# Texte présenté
━━━━━━━━━━━━━━━━━━━━

Intervention de Christiane Taubira

Réunion du jeudi 9 juillet 2020 à 9h30
Commission d'enquête sur les obstacles à l'indépendance du pouvoir judiciaire

Christiane Taubira, ancienne ministre de la justice :

Je vous remercie de m'avoir invitée pour exposer ce que j'ai eu l'occasion de faire à la tête du ministère régalien qu'est le ministère de la justice. S'intéresser aux obstacles à l'indépendance du pouvoir judiciaire, comme le fait votre commission, revient à s'interroger sur le soupçon qui pèse sur les responsables politiques mais aussi, chose plus encore préjudiciable car la défiance à l'égard du personnel politique est courante, sur les magistrats eux-mêmes, sur leur neutralité vis-à-vis du pouvoir politique, sur l'impartialité de leurs décisions. C'est une question majeure qu'il convient de traiter le plus sérieusement possible.

Lorsque nous sommes arrivés au pouvoir, en 2012, les rapports entre le pouvoir exécutif et l'institution judiciaire étaient exécrables, pour dire les choses très franchement. L'affaire Bettencourt avait installé dans la societé une défiance à l'égard des responsables politiques et des magistrats. La Cour de cassation était allée jusqu'à prononcer le dépaysement du dossier tant l'affaire avait de retentissements.

Pour moi, il y avait alors deux enjeux : les correctifs à apporter pour modifier cette ambiance, les conditions mêmes dans lesquelles les magistrats peuvent exercer leurs fonctions juridictionnelles.

Je me suis très vite mise à travailler sur les relations entre le garde des Sceaux, les parquets généraux et les parquets. Dès juillet 2012, j'ai fait en sorte que les hauts postes de magistrats du parquet soient inscrits dans la liste des postes à pourvoir et des candidatures, dite « transparence ». Comme je m'étais engagée à respecter les avis du Conseil supérieur de la magistrature (CSM), je tenais à ce qu'il dispose de tous les éléments pour prendre les décisions les plus incontestables. Je lui ai donc donné accès aux dossiers de services des magistrats, ce qui a en outre ouvert un droit de recours pour les candidates et les candidats n'ayant pas été retenus. Pendant toute la période où j'ai été ministre, j'ai scrupuleusement respecté les choix de cette instance.

━━━━━━━━━━━━━━━━━━━━

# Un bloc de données
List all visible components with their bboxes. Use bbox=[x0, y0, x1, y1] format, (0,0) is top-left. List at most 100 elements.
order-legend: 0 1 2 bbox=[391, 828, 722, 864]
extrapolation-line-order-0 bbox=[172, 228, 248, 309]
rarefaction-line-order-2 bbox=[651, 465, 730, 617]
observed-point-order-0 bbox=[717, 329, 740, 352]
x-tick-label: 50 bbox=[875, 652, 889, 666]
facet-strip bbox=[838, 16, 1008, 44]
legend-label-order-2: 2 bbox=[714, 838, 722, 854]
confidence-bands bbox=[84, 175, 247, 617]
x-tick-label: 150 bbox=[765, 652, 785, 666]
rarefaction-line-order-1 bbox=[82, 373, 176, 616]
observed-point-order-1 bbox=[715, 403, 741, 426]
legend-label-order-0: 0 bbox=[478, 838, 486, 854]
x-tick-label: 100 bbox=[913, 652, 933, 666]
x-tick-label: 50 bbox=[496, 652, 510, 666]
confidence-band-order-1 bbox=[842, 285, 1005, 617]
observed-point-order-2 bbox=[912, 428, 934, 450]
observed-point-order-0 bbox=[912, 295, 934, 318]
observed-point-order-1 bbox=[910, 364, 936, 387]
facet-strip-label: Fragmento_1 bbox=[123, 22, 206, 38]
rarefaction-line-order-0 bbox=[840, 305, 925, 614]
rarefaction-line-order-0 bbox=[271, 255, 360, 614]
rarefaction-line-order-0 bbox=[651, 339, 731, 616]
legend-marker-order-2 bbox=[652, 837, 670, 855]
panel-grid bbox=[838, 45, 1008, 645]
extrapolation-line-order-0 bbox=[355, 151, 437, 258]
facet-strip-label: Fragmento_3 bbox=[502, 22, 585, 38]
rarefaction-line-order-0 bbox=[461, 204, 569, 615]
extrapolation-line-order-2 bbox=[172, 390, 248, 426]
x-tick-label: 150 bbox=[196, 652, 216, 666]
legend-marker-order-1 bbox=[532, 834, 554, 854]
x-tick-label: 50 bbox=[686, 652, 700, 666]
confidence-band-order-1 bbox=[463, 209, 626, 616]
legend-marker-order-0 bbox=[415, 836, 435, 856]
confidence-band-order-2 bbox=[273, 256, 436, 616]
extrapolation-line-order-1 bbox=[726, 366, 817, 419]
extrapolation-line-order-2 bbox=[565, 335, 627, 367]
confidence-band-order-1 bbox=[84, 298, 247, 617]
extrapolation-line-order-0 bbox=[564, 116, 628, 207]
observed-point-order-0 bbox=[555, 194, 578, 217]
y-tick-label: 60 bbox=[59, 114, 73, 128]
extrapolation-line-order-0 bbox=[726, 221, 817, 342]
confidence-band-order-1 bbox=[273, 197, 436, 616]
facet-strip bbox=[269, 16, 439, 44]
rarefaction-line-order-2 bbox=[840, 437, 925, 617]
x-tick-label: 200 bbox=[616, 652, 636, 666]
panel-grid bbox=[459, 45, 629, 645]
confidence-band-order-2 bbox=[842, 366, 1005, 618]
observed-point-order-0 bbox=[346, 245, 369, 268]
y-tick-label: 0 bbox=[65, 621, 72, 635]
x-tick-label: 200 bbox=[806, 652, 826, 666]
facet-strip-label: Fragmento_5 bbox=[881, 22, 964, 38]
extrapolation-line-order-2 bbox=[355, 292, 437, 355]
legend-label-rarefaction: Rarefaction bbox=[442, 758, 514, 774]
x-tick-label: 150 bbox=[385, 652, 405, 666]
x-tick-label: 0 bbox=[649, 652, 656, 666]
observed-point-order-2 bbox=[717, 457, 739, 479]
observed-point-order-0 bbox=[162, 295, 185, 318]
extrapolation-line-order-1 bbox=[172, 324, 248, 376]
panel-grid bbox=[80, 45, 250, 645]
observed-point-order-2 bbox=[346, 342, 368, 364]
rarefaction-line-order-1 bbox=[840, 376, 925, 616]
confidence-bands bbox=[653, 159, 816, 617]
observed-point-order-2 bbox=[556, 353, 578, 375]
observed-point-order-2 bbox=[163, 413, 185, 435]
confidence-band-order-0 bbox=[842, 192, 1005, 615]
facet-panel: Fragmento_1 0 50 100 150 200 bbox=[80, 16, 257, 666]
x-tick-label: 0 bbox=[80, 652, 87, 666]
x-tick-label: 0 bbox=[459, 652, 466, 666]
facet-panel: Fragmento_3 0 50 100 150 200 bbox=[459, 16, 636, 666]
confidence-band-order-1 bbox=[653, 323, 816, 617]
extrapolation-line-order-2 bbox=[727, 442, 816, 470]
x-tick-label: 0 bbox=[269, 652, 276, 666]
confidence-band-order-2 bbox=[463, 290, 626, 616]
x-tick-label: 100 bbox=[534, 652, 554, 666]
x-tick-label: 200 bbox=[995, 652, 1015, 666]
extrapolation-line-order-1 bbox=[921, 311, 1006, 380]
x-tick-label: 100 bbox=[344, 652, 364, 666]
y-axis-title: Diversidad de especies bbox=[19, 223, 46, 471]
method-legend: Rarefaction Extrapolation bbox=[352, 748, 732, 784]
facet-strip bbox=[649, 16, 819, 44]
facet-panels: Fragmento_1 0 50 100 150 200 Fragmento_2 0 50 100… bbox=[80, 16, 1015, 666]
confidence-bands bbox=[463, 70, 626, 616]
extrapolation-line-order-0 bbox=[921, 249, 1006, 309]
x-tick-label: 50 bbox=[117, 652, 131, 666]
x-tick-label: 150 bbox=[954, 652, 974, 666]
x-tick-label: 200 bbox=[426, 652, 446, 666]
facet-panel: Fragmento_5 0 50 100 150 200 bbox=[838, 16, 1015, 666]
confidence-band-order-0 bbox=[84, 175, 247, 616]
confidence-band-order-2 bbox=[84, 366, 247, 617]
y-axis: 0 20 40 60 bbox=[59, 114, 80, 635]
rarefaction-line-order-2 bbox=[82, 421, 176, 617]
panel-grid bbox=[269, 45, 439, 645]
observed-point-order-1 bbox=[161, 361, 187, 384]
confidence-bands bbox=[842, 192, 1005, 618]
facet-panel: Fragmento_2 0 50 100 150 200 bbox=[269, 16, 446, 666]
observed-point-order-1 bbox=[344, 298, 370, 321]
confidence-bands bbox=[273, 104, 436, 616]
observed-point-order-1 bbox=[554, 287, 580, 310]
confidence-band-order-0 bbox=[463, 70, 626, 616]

━━━━━━━━━━━━━━━━━━━━

# Consigne 1
Recopiez à l'identique les lignes du listing, depuis son début jusqu'à la ligne contenant "rarefaction-line-order-0 bbox=[840, 305, 925, 614]", celle-ci comprise.
# Consigne 2
Rédigez la suite de l'intervention de Christiane Taubira devant la commission d'enquête sur l'indépendance du pouvoir judiciaire, à partir de sa dernière phrase.

# Réponse 1
List all visible components with their bboxes. Use bbox=[x0, y0, x1, y1] format, (0,0) is top-left. List at most 100 elements.
order-legend: 0 1 2 bbox=[391, 828, 722, 864]
extrapolation-line-order-0 bbox=[172, 228, 248, 309]
rarefaction-line-order-2 bbox=[651, 465, 730, 617]
observed-point-order-0 bbox=[717, 329, 740, 352]
x-tick-label: 50 bbox=[875, 652, 889, 666]
facet-strip bbox=[838, 16, 1008, 44]
legend-label-order-2: 2 bbox=[714, 838, 722, 854]
confidence-bands bbox=[84, 175, 247, 617]
x-tick-label: 150 bbox=[765, 652, 785, 666]
rarefaction-line-order-1 bbox=[82, 373, 176, 616]
observed-point-order-1 bbox=[715, 403, 741, 426]
legend-label-order-0: 0 bbox=[478, 838, 486, 854]
x-tick-label: 100 bbox=[913, 652, 933, 666]
x-tick-label: 50 bbox=[496, 652, 510, 666]
confidence-band-order-1 bbox=[842, 285, 1005, 617]
observed-point-order-2 bbox=[912, 428, 934, 450]
observed-point-order-0 bbox=[912, 295, 934, 318]
observed-point-order-1 bbox=[910, 364, 936, 387]
facet-strip-label: Fragmento_1 bbox=[123, 22, 206, 38]
rarefaction-line-order-0 bbox=[840, 305, 925, 614]

# Réponse 2
Ensuite, je me suis attelée à la réforme constitutionnelle –je sais que de l'eau a coulé sous les ponts depuis et qu'il y a des éléments nouveaux. Elle consistait à aligner le régime de nomination et le régime disciplinaire des magistrats du parquet sur ceux des magistrats du siège. Se posait aussi la question de la présidence de la formation compétente pour les magistrats du parquet et de celle pour les magistrats du siège, du nombre de magistrats et de personnalités qui les composent. Questions qui n'ont rien de mineur car plus on éloigne l'institution judiciaire du pouvoir exécutif, plus il faut interroger son insertion dans la société civile. À cela s'ajoutaient la réforme de la Cour de justice de la République (CJR) et la volonté de constitutionnaliser le dialogue social.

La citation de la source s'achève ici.